Materials provided
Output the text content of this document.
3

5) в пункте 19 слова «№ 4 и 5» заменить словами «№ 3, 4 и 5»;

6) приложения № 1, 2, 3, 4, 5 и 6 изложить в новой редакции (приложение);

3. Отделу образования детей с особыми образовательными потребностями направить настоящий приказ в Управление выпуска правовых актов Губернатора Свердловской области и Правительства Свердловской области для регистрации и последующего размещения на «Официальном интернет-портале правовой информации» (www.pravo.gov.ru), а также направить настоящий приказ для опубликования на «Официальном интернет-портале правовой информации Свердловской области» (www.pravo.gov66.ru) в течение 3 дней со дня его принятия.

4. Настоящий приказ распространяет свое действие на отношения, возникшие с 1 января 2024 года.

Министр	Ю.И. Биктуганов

Objective
Every entry above should be retyped exactly as shown.

Answer to the problem
Output the text content of this document.
3

5) в пункте 19 слова «№ 4 и 5» заменить словами «№ 3, 4 и 5»;

6) приложения № 1, 2, 3, 4, 5 и 6 изложить в новой редакции (приложение);

3. Отделу образования детей с особыми образовательными потребностями направить настоящий приказ в Управление выпуска правовых актов Губернатора Свердловской области и Правительства Свердловской области для регистрации и последующего размещения на «Официальном интернет-портале правовой информации» (www.pravo.gov.ru), а также направить настоящий приказ для опубликования на «Официальном интернет-портале правовой информации Свердловской области» (www.pravo.gov66.ru) в течение 3 дней со дня его принятия.

4. Настоящий приказ распространяет свое действие на отношения, возникшие с 1 января 2024 года.

Министр	Ю.И. Биктуганов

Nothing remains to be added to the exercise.